* [Dataset listings of figures]
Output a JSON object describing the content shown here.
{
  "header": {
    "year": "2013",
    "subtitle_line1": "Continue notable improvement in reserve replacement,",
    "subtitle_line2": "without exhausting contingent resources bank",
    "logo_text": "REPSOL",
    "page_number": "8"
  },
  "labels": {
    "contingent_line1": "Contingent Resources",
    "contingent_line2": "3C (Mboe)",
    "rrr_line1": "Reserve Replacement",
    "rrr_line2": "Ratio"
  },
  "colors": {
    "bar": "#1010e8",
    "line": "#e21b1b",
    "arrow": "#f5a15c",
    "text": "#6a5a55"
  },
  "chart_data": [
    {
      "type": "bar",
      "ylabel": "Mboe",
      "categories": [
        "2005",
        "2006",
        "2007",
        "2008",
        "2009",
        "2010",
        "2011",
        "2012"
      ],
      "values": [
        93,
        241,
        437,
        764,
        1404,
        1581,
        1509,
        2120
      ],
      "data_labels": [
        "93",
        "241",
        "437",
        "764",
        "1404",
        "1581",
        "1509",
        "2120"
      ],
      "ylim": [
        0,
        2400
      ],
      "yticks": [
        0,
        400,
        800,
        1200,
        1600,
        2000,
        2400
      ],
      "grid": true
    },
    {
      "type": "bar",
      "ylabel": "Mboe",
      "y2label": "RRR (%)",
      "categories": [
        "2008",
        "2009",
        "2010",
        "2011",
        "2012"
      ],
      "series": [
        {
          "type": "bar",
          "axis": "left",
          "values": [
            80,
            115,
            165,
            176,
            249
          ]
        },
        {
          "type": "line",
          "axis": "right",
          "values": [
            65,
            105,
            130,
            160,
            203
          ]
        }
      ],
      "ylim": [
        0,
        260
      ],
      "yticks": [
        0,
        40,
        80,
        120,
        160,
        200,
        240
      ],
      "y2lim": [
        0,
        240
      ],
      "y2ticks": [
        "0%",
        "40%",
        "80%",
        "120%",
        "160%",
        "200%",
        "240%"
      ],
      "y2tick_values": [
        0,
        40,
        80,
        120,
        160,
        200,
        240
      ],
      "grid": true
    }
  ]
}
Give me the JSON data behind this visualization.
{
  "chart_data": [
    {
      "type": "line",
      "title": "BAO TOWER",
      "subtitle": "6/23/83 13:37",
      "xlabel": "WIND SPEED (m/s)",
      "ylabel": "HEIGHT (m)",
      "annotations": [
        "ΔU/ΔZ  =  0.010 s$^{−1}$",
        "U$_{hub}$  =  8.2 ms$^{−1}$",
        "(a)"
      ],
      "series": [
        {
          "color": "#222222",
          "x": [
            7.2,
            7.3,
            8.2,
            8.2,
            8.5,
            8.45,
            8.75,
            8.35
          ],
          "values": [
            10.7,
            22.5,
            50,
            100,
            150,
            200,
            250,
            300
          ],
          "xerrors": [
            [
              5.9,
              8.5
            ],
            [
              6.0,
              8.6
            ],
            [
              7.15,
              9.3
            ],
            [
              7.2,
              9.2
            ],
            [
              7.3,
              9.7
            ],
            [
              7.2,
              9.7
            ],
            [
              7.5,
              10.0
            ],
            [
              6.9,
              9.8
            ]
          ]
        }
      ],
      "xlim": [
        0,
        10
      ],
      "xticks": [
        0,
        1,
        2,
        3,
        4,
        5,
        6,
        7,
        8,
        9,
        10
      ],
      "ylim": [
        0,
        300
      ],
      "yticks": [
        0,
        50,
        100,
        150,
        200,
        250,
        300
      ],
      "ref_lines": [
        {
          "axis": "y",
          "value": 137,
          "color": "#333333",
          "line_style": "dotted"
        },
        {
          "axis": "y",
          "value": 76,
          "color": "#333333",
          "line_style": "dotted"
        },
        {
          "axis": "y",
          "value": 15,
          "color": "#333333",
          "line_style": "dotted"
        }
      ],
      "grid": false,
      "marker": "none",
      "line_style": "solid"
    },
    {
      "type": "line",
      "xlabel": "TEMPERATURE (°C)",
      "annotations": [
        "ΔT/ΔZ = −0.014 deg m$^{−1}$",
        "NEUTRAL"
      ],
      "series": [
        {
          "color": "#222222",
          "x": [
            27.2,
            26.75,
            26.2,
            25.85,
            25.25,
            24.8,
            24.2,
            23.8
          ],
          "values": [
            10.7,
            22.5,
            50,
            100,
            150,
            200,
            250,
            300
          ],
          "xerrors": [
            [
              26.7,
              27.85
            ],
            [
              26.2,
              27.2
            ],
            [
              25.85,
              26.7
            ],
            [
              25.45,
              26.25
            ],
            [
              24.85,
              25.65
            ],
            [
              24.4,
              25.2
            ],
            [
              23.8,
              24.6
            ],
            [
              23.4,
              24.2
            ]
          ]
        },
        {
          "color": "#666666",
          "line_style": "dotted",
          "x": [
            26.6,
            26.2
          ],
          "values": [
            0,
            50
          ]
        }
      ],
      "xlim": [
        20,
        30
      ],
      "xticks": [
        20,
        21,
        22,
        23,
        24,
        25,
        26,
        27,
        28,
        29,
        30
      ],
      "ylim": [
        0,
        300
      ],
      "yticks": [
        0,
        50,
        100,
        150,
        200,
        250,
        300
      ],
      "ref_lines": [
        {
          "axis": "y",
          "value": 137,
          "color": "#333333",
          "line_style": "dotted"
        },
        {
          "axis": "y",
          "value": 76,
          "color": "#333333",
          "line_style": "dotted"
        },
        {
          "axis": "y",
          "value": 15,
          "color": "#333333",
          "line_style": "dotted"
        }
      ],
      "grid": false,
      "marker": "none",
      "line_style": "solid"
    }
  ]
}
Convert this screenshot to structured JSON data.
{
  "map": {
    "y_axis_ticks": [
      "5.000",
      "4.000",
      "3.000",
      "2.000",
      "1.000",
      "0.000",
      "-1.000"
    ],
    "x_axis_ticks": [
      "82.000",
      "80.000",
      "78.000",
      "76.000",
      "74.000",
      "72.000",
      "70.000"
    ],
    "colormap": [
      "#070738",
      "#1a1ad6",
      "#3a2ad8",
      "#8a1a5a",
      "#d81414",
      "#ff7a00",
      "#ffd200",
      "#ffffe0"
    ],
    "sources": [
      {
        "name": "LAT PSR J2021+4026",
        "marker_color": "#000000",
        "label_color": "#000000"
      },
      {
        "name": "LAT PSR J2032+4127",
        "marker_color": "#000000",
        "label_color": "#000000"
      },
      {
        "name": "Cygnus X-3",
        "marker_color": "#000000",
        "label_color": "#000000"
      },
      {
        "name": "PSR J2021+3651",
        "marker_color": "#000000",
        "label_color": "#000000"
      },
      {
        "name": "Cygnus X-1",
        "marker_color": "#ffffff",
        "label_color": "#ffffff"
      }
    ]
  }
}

* [EXERCISE] From the listing above, extract every line exactly as it stands.

* [EXERCISE RESPONSE]
Output a JSON object describing the content shown here.
{
  "header": {
    "year": "2013",
    "subtitle_line1": "Continue notable improvement in reserve replacement,",
    "subtitle_line2": "without exhausting contingent resources bank",
    "logo_text": "REPSOL",
    "page_number": "8"
  },
  "labels": {
    "contingent_line1": "Contingent Resources",
    "contingent_line2": "3C (Mboe)",
    "rrr_line1": "Reserve Replacement",
    "rrr_line2": "Ratio"
  },
  "colors": {
    "bar": "#1010e8",
    "line": "#e21b1b",
    "arrow": "#f5a15c",
    "text": "#6a5a55"
  },
  "chart_data": [
    {
      "type": "bar",
      "ylabel": "Mboe",
      "categories": [
        "2005",
        "2006",
        "2007",
        "2008",
        "2009",
        "2010",
        "2011",
        "2012"
      ],
      "values": [
        93,
        241,
        437,
        764,
        1404,
        1581,
        1509,
        2120
      ],
      "data_labels": [
        "93",
        "241",
        "437",
        "764",
        "1404",
        "1581",
        "1509",
        "2120"
      ],
      "ylim": [
        0,
        2400
      ],
      "yticks": [
        0,
        400,
        800,
        1200,
        1600,
        2000,
        2400
      ],
      "grid": true
    },
    {
      "type": "bar",
      "ylabel": "Mboe",
      "y2label": "RRR (%)",
      "categories": [
        "2008",
        "2009",
        "2010",
        "2011",
        "2012"
      ],
      "series": [
        {
          "type": "bar",
          "axis": "left",
          "values": [
            80,
            115,
            165,
            176,
            249
          ]
        },
        {
          "type": "line",
          "axis": "right",
          "values": [
            65,
            105,
            130,
            160,
            203
          ]
        }
      ],
      "ylim": [
        0,
        260
      ],
      "yticks": [
        0,
        40,
        80,
        120,
        160,
        200,
        240
      ],
      "y2lim": [
        0,
        240
      ],
      "y2ticks": [
        "0%",
        "40%",
        "80%",
        "120%",
        "160%",
        "200%",
        "240%"
      ],
      "y2tick_values": [
        0,
        40,
        80,
        120,
        160,
        200,
        240
      ],
      "grid": true
    }
  ]
}
Give me the JSON data behind this visualization.
{
  "chart_data": [
    {
      "type": "line",
      "title": "BAO TOWER",
      "subtitle": "6/23/83 13:37",
      "xlabel": "WIND SPEED (m/s)",
      "ylabel": "HEIGHT (m)",
      "annotations": [
        "ΔU/ΔZ  =  0.010 s$^{−1}$",
        "U$_{hub}$  =  8.2 ms$^{−1}$",
        "(a)"
      ],
      "series": [
        {
          "color": "#222222",
          "x": [
            7.2,
            7.3,
            8.2,
            8.2,
            8.5,
            8.45,
            8.75,
            8.35
          ],
          "values": [
            10.7,
            22.5,
            50,
            100,
            150,
            200,
            250,
            300
          ],
          "xerrors": [
            [
              5.9,
              8.5
            ],
            [
              6.0,
              8.6
            ],
            [
              7.15,
              9.3
            ],
            [
              7.2,
              9.2
            ],
            [
              7.3,
              9.7
            ],
            [
              7.2,
              9.7
            ],
            [
              7.5,
              10.0
            ],
            [
              6.9,
              9.8
            ]
          ]
        }
      ],
      "xlim": [
        0,
        10
      ],
      "xticks": [
        0,
        1,
        2,
        3,
        4,
        5,
        6,
        7,
        8,
        9,
        10
      ],
      "ylim": [
        0,
        300
      ],
      "yticks": [
        0,
        50,
        100,
        150,
        200,
        250,
        300
      ],
      "ref_lines": [
        {
          "axis": "y",
          "value": 137,
          "color": "#333333",
          "line_style": "dotted"
        },
        {
          "axis": "y",
          "value": 76,
          "color": "#333333",
          "line_style": "dotted"
        },
        {
          "axis": "y",
          "value": 15,
          "color": "#333333",
          "line_style": "dotted"
        }
      ],
      "grid": false,
      "marker": "none",
      "line_style": "solid"
    },
    {
      "type": "line",
      "xlabel": "TEMPERATURE (°C)",
      "annotations": [
        "ΔT/ΔZ = −0.014 deg m$^{−1}$",
        "NEUTRAL"
      ],
      "series": [
        {
          "color": "#222222",
          "x": [
            27.2,
            26.75,
            26.2,
            25.85,
            25.25,
            24.8,
            24.2,
            23.8
          ],
          "values": [
            10.7,
            22.5,
            50,
            100,
            150,
            200,
            250,
            300
          ],
          "xerrors": [
            [
              26.7,
              27.85
            ],
            [
              26.2,
              27.2
            ],
            [
              25.85,
              26.7
            ],
            [
              25.45,
              26.25
            ],
            [
              24.85,
              25.65
            ],
            [
              24.4,
              25.2
            ],
            [
              23.8,
              24.6
            ],
            [
              23.4,
              24.2
            ]
          ]
        },
        {
          "color": "#666666",
          "line_style": "dotted",
          "x": [
            26.6,
            26.2
          ],
          "values": [
            0,
            50
          ]
        }
      ],
      "xlim": [
        20,
        30
      ],
      "xticks": [
        20,
        21,
        22,
        23,
        24,
        25,
        26,
        27,
        28,
        29,
        30
      ],
      "ylim": [
        0,
        300
      ],
      "yticks": [
        0,
        50,
        100,
        150,
        200,
        250,
        300
      ],
      "ref_lines": [
        {
          "axis": "y",
          "value": 137,
          "color": "#333333",
          "line_style": "dotted"
        },
        {
          "axis": "y",
          "value": 76,
          "color": "#333333",
          "line_style": "dotted"
        },
        {
          "axis": "y",
          "value": 15,
          "color": "#333333",
          "line_style": "dotted"
        }
      ],
      "grid": false,
      "marker": "none",
      "line_style": "solid"
    }
  ]
}
Convert this screenshot to structured JSON data.
{
  "map": {
    "y_axis_ticks": [
      "5.000",
      "4.000",
      "3.000",
      "2.000",
      "1.000",
      "0.000",
      "-1.000"
    ],
    "x_axis_ticks": [
      "82.000",
      "80.000",
      "78.000",
      "76.000",
      "74.000",
      "72.000",
      "70.000"
    ],
    "colormap": [
      "#070738",
      "#1a1ad6",
      "#3a2ad8",
      "#8a1a5a",
      "#d81414",
      "#ff7a00",
      "#ffd200",
      "#ffffe0"
    ],
    "sources": [
      {
        "name": "LAT PSR J2021+4026",
        "marker_color": "#000000",
        "label_color": "#000000"
      },
      {
        "name": "LAT PSR J2032+4127",
        "marker_color": "#000000",
        "label_color": "#000000"
      },
      {
        "name": "Cygnus X-3",
        "marker_color": "#000000",
        "label_color": "#000000"
      },
      {
        "name": "PSR J2021+3651",
        "marker_color": "#000000",
        "label_color": "#000000"
      },
      {
        "name": "Cygnus X-1",
        "marker_color": "#ffffff",
        "label_color": "#ffffff"
      }
    ]
  }
}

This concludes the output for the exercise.